Dataset items

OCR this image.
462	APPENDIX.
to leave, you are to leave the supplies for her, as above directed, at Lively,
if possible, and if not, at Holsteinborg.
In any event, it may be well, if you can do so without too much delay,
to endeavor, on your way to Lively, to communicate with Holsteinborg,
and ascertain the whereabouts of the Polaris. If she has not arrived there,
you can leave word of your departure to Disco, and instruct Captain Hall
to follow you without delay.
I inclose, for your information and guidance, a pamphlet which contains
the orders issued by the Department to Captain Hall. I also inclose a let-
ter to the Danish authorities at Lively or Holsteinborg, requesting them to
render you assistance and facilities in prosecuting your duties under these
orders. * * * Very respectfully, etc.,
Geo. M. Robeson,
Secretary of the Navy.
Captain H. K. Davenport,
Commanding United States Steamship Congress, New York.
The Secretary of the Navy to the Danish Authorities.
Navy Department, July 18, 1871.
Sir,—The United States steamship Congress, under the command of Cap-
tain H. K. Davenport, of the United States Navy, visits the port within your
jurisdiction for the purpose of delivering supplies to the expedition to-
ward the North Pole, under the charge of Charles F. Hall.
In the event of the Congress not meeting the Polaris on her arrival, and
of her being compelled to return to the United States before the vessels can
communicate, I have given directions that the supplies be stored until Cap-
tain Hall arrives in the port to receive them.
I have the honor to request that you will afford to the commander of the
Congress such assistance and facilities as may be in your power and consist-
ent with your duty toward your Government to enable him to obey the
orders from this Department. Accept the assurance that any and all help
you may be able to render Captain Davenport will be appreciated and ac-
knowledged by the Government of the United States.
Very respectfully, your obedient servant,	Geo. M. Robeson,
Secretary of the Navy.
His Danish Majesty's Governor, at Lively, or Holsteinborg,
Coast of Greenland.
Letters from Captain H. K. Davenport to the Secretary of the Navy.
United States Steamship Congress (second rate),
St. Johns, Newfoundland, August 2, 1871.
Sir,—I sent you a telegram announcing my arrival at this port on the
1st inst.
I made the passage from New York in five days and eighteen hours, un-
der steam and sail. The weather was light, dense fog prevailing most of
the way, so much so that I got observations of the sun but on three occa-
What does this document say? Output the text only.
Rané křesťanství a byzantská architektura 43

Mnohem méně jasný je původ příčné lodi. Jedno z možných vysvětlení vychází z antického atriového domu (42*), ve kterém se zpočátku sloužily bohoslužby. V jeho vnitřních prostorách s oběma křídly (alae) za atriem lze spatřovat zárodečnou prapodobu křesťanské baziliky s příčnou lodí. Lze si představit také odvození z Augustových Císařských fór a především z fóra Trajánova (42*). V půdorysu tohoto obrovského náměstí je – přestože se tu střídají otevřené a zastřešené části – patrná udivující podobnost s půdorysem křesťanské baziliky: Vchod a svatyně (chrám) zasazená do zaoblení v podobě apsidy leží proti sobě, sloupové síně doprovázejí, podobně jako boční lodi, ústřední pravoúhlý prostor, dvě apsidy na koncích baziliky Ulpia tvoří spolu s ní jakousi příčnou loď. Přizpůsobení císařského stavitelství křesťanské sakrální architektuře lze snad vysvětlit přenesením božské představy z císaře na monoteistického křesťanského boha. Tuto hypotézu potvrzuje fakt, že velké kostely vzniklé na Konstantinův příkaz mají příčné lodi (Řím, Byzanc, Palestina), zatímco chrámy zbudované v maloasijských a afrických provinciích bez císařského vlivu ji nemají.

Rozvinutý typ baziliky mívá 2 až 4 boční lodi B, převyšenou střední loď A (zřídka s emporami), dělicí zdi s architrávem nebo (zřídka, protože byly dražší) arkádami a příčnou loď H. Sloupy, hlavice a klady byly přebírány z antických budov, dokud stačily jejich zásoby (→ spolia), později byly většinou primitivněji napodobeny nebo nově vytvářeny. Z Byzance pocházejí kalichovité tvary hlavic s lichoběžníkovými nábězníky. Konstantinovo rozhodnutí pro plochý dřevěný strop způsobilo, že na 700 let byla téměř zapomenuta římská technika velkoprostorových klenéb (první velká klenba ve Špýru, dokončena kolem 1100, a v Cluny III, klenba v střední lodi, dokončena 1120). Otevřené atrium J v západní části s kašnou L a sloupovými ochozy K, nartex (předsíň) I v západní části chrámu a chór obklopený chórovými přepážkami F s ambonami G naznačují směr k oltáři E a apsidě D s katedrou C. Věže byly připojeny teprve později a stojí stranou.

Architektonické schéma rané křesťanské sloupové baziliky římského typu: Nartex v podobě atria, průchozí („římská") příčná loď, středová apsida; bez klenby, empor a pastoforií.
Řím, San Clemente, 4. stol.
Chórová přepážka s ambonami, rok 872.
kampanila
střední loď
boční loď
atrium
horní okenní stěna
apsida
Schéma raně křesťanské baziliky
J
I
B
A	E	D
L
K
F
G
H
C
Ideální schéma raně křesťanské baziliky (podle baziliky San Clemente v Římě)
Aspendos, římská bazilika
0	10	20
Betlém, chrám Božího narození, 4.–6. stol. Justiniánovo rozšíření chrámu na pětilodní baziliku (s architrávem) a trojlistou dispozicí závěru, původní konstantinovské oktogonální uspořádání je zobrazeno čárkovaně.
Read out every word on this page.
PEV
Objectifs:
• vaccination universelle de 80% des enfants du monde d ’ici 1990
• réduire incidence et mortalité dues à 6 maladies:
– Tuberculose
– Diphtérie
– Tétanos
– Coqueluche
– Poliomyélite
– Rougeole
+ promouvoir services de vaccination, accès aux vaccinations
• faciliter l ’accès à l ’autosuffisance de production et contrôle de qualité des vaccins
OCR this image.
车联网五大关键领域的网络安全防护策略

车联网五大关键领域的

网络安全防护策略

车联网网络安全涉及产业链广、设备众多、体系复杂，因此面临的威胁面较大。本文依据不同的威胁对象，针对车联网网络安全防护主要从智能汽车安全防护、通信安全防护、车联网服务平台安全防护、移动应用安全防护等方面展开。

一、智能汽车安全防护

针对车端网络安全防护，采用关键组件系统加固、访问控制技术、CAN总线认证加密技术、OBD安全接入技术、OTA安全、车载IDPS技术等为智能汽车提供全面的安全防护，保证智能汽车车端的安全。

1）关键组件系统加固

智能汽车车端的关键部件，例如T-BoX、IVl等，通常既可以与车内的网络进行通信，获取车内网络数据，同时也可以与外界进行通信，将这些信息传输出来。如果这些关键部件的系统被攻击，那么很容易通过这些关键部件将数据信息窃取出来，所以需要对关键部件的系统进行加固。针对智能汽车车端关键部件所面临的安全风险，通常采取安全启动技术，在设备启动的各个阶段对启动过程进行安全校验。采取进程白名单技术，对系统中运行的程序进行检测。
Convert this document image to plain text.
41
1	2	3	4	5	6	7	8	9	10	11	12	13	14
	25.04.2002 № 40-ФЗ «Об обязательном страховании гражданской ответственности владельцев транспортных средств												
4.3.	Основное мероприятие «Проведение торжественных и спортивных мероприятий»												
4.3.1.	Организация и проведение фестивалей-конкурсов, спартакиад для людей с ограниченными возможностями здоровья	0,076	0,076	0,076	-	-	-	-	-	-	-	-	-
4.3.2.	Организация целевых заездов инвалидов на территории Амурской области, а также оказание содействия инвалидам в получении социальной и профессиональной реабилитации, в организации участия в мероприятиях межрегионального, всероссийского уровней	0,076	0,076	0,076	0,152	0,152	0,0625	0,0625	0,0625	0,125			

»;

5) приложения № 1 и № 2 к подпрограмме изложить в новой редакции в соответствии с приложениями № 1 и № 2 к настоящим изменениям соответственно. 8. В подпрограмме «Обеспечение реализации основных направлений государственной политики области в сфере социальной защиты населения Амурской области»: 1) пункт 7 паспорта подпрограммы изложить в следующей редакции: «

▶ [EXERCISE DIRECTIONS]
Restate the data above word for word, please.

▶ [FINAL ANSWER]
OCR this image.
462	APPENDIX.
to leave, you are to leave the supplies for her, as above directed, at Lively,
if possible, and if not, at Holsteinborg.
In any event, it may be well, if you can do so without too much delay,
to endeavor, on your way to Lively, to communicate with Holsteinborg,
and ascertain the whereabouts of the Polaris. If she has not arrived there,
you can leave word of your departure to Disco, and instruct Captain Hall
to follow you without delay.
I inclose, for your information and guidance, a pamphlet which contains
the orders issued by the Department to Captain Hall. I also inclose a let-
ter to the Danish authorities at Lively or Holsteinborg, requesting them to
render you assistance and facilities in prosecuting your duties under these
orders. * * * Very respectfully, etc.,
Geo. M. Robeson,
Secretary of the Navy.
Captain H. K. Davenport,
Commanding United States Steamship Congress, New York.
The Secretary of the Navy to the Danish Authorities.
Navy Department, July 18, 1871.
Sir,—The United States steamship Congress, under the command of Cap-
tain H. K. Davenport, of the United States Navy, visits the port within your
jurisdiction for the purpose of delivering supplies to the expedition to-
ward the North Pole, under the charge of Charles F. Hall.
In the event of the Congress not meeting the Polaris on her arrival, and
of her being compelled to return to the United States before the vessels can
communicate, I have given directions that the supplies be stored until Cap-
tain Hall arrives in the port to receive them.
I have the honor to request that you will afford to the commander of the
Congress such assistance and facilities as may be in your power and consist-
ent with your duty toward your Government to enable him to obey the
orders from this Department. Accept the assurance that any and all help
you may be able to render Captain Davenport will be appreciated and ac-
knowledged by the Government of the United States.
Very respectfully, your obedient servant,	Geo. M. Robeson,
Secretary of the Navy.
His Danish Majesty's Governor, at Lively, or Holsteinborg,
Coast of Greenland.
Letters from Captain H. K. Davenport to the Secretary of the Navy.
United States Steamship Congress (second rate),
St. Johns, Newfoundland, August 2, 1871.
Sir,—I sent you a telegram announcing my arrival at this port on the
1st inst.
I made the passage from New York in five days and eighteen hours, un-
der steam and sail. The weather was light, dense fog prevailing most of
the way, so much so that I got observations of the sun but on three occa-
What does this document say? Output the text only.
Rané křesťanství a byzantská architektura 43

Mnohem méně jasný je původ příčné lodi. Jedno z možných vysvětlení vychází z antického atriového domu (42*), ve kterém se zpočátku sloužily bohoslužby. V jeho vnitřních prostorách s oběma křídly (alae) za atriem lze spatřovat zárodečnou prapodobu křesťanské baziliky s příčnou lodí. Lze si představit také odvození z Augustových Císařských fór a především z fóra Trajánova (42*). V půdorysu tohoto obrovského náměstí je – přestože se tu střídají otevřené a zastřešené části – patrná udivující podobnost s půdorysem křesťanské baziliky: Vchod a svatyně (chrám) zasazená do zaoblení v podobě apsidy leží proti sobě, sloupové síně doprovázejí, podobně jako boční lodi, ústřední pravoúhlý prostor, dvě apsidy na koncích baziliky Ulpia tvoří spolu s ní jakousi příčnou loď. Přizpůsobení císařského stavitelství křesťanské sakrální architektuře lze snad vysvětlit přenesením božské představy z císaře na monoteistického křesťanského boha. Tuto hypotézu potvrzuje fakt, že velké kostely vzniklé na Konstantinův příkaz mají příčné lodi (Řím, Byzanc, Palestina), zatímco chrámy zbudované v maloasijských a afrických provinciích bez císařského vlivu ji nemají.

Rozvinutý typ baziliky mívá 2 až 4 boční lodi B, převyšenou střední loď A (zřídka s emporami), dělicí zdi s architrávem nebo (zřídka, protože byly dražší) arkádami a příčnou loď H. Sloupy, hlavice a klady byly přebírány z antických budov, dokud stačily jejich zásoby (→ spolia), později byly většinou primitivněji napodobeny nebo nově vytvářeny. Z Byzance pocházejí kalichovité tvary hlavic s lichoběžníkovými nábězníky. Konstantinovo rozhodnutí pro plochý dřevěný strop způsobilo, že na 700 let byla téměř zapomenuta římská technika velkoprostorových klenéb (první velká klenba ve Špýru, dokončena kolem 1100, a v Cluny III, klenba v střední lodi, dokončena 1120). Otevřené atrium J v západní části s kašnou L a sloupovými ochozy K, nartex (předsíň) I v západní části chrámu a chór obklopený chórovými přepážkami F s ambonami G naznačují směr k oltáři E a apsidě D s katedrou C. Věže byly připojeny teprve později a stojí stranou.

Architektonické schéma rané křesťanské sloupové baziliky římského typu: Nartex v podobě atria, průchozí („římská") příčná loď, středová apsida; bez klenby, empor a pastoforií.
Řím, San Clemente, 4. stol.
Chórová přepážka s ambonami, rok 872.
kampanila
střední loď
boční loď
atrium
horní okenní stěna
apsida
Schéma raně křesťanské baziliky
J
I
B
A	E	D
L
K
F
G
H
C
Ideální schéma raně křesťanské baziliky (podle baziliky San Clemente v Římě)
Aspendos, římská bazilika
0	10	20
Betlém, chrám Božího narození, 4.–6. stol. Justiniánovo rozšíření chrámu na pětilodní baziliku (s architrávem) a trojlistou dispozicí závěru, původní konstantinovské oktogonální uspořádání je zobrazeno čárkovaně.
Read out every word on this page.
PEV
Objectifs:
• vaccination universelle de 80% des enfants du monde d ’ici 1990
• réduire incidence et mortalité dues à 6 maladies:
– Tuberculose
– Diphtérie
– Tétanos
– Coqueluche
– Poliomyélite
– Rougeole
+ promouvoir services de vaccination, accès aux vaccinations
• faciliter l ’accès à l ’autosuffisance de production et contrôle de qualité des vaccins
OCR this image.
车联网五大关键领域的网络安全防护策略

车联网五大关键领域的

网络安全防护策略

车联网网络安全涉及产业链广、设备众多、体系复杂，因此面临的威胁面较大。本文依据不同的威胁对象，针对车联网网络安全防护主要从智能汽车安全防护、通信安全防护、车联网服务平台安全防护、移动应用安全防护等方面展开。

一、智能汽车安全防护

针对车端网络安全防护，采用关键组件系统加固、访问控制技术、CAN总线认证加密技术、OBD安全接入技术、OTA安全、车载IDPS技术等为智能汽车提供全面的安全防护，保证智能汽车车端的安全。

1）关键组件系统加固

智能汽车车端的关键部件，例如T-BoX、IVl等，通常既可以与车内的网络进行通信，获取车内网络数据，同时也可以与外界进行通信，将这些信息传输出来。如果这些关键部件的系统被攻击，那么很容易通过这些关键部件将数据信息窃取出来，所以需要对关键部件的系统进行加固。针对智能汽车车端关键部件所面临的安全风险，通常采取安全启动技术，在设备启动的各个阶段对启动过程进行安全校验。采取进程白名单技术，对系统中运行的程序进行检测。
Convert this document image to plain text.
41
1	2	3	4	5	6	7	8	9	10	11	12	13	14
	25.04.2002 № 40-ФЗ «Об обязательном страховании гражданской ответственности владельцев транспортных средств												
4.3.	Основное мероприятие «Проведение торжественных и спортивных мероприятий»												
4.3.1.	Организация и проведение фестивалей-конкурсов, спартакиад для людей с ограниченными возможностями здоровья	0,076	0,076	0,076	-	-	-	-	-	-	-	-	-
4.3.2.	Организация целевых заездов инвалидов на территории Амурской области, а также оказание содействия инвалидам в получении социальной и профессиональной реабилитации, в организации участия в мероприятиях межрегионального, всероссийского уровней	0,076	0,076	0,076	0,152	0,152	0,0625	0,0625	0,0625	0,125			

»;

5) приложения № 1 и № 2 к подпрограмме изложить в новой редакции в соответствии с приложениями № 1 и № 2 к настоящим изменениям соответственно. 8. В подпрограмме «Обеспечение реализации основных направлений государственной политики области в сфере социальной защиты населения Амурской области»: 1) пункт 7 паспорта подпрограммы изложить в следующей редакции: «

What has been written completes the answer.